Start
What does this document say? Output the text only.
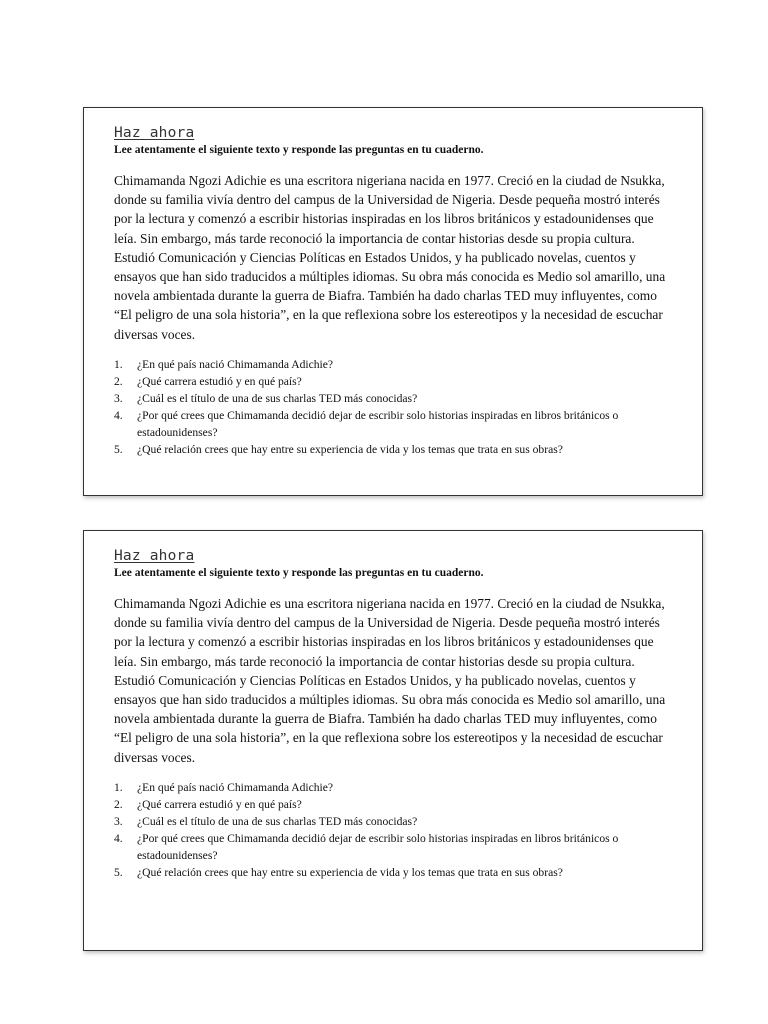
Haz ahora
Lee atentamente el siguiente texto y responde las preguntas en tu cuaderno.

Chimamanda Ngozi Adichie es una escritora nigeriana nacida en 1977. Creció en la ciudad de Nsukka, donde su familia vivía dentro del campus de la Universidad de Nigeria. Desde pequeña mostró interés por la lectura y comenzó a escribir historias inspiradas en los libros británicos y estadounidenses que leía. Sin embargo, más tarde reconoció la importancia de contar historias desde su propia cultura.

Estudió Comunicación y Ciencias Políticas en Estados Unidos, y ha publicado novelas, cuentos y ensayos que han sido traducidos a múltiples idiomas. Su obra más conocida es Medio sol amarillo, una novela ambientada durante la guerra de Biafra. También ha dado charlas TED muy influyentes, como “El peligro de una sola historia”, en la que reflexiona sobre los estereotipos y la necesidad de escuchar diversas voces.

1.	¿En qué país nació Chimamanda Adichie?
2.	¿Qué carrera estudió y en qué país?
3.	¿Cuál es el título de una de sus charlas TED más conocidas?
4.	¿Por qué crees que Chimamanda decidió dejar de escribir solo historias inspiradas en libros británicos o estadounidenses?
5.	¿Qué relación crees que hay entre su experiencia de vida y los temas que trata en sus obras?
Haz ahora
Lee atentamente el siguiente texto y responde las preguntas en tu cuaderno.

Chimamanda Ngozi Adichie es una escritora nigeriana nacida en 1977. Creció en la ciudad de Nsukka, donde su familia vivía dentro del campus de la Universidad de Nigeria. Desde pequeña mostró interés por la lectura y comenzó a escribir historias inspiradas en los libros británicos y estadounidenses que leía. Sin embargo, más tarde reconoció la importancia de contar historias desde su propia cultura.

Estudió Comunicación y Ciencias Políticas en Estados Unidos, y ha publicado novelas, cuentos y ensayos que han sido traducidos a múltiples idiomas. Su obra más conocida es Medio sol amarillo, una novela ambientada durante la guerra de Biafra. También ha dado charlas TED muy influyentes, como “El peligro de una sola historia”, en la que reflexiona sobre los estereotipos y la necesidad de escuchar diversas voces.

1.	¿En qué país nació Chimamanda Adichie?
2.	¿Qué carrera estudió y en qué país?
3.	¿Cuál es el título de una de sus charlas TED más conocidas?
4.	¿Por qué crees que Chimamanda decidió dejar de escribir solo historias inspiradas en libros británicos o estadounidenses?
5.	¿Qué relación crees que hay entre su experiencia de vida y los temas que trata en sus obras?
End
#### YOUR GOAL
Nothing but the pictures may be dropped; output the records above exactly.

#### TASK ANSWER
What does this document say? Output the text only.
Haz ahora
Lee atentamente el siguiente texto y responde las preguntas en tu cuaderno.

Chimamanda Ngozi Adichie es una escritora nigeriana nacida en 1977. Creció en la ciudad de Nsukka, donde su familia vivía dentro del campus de la Universidad de Nigeria. Desde pequeña mostró interés por la lectura y comenzó a escribir historias inspiradas en los libros británicos y estadounidenses que leía. Sin embargo, más tarde reconoció la importancia de contar historias desde su propia cultura.

Estudió Comunicación y Ciencias Políticas en Estados Unidos, y ha publicado novelas, cuentos y ensayos que han sido traducidos a múltiples idiomas. Su obra más conocida es Medio sol amarillo, una novela ambientada durante la guerra de Biafra. También ha dado charlas TED muy influyentes, como “El peligro de una sola historia”, en la que reflexiona sobre los estereotipos y la necesidad de escuchar diversas voces.

1.	¿En qué país nació Chimamanda Adichie?
2.	¿Qué carrera estudió y en qué país?
3.	¿Cuál es el título de una de sus charlas TED más conocidas?
4.	¿Por qué crees que Chimamanda decidió dejar de escribir solo historias inspiradas en libros británicos o estadounidenses?
5.	¿Qué relación crees que hay entre su experiencia de vida y los temas que trata en sus obras?
Haz ahora
Lee atentamente el siguiente texto y responde las preguntas en tu cuaderno.

Chimamanda Ngozi Adichie es una escritora nigeriana nacida en 1977. Creció en la ciudad de Nsukka, donde su familia vivía dentro del campus de la Universidad de Nigeria. Desde pequeña mostró interés por la lectura y comenzó a escribir historias inspiradas en los libros británicos y estadounidenses que leía. Sin embargo, más tarde reconoció la importancia de contar historias desde su propia cultura.

Estudió Comunicación y Ciencias Políticas en Estados Unidos, y ha publicado novelas, cuentos y ensayos que han sido traducidos a múltiples idiomas. Su obra más conocida es Medio sol amarillo, una novela ambientada durante la guerra de Biafra. También ha dado charlas TED muy influyentes, como “El peligro de una sola historia”, en la que reflexiona sobre los estereotipos y la necesidad de escuchar diversas voces.

1.	¿En qué país nació Chimamanda Adichie?
2.	¿Qué carrera estudió y en qué país?
3.	¿Cuál es el título de una de sus charlas TED más conocidas?
4.	¿Por qué crees que Chimamanda decidió dejar de escribir solo historias inspiradas en libros británicos o estadounidenses?
5.	¿Qué relación crees que hay entre su experiencia de vida y los temas que trata en sus obras?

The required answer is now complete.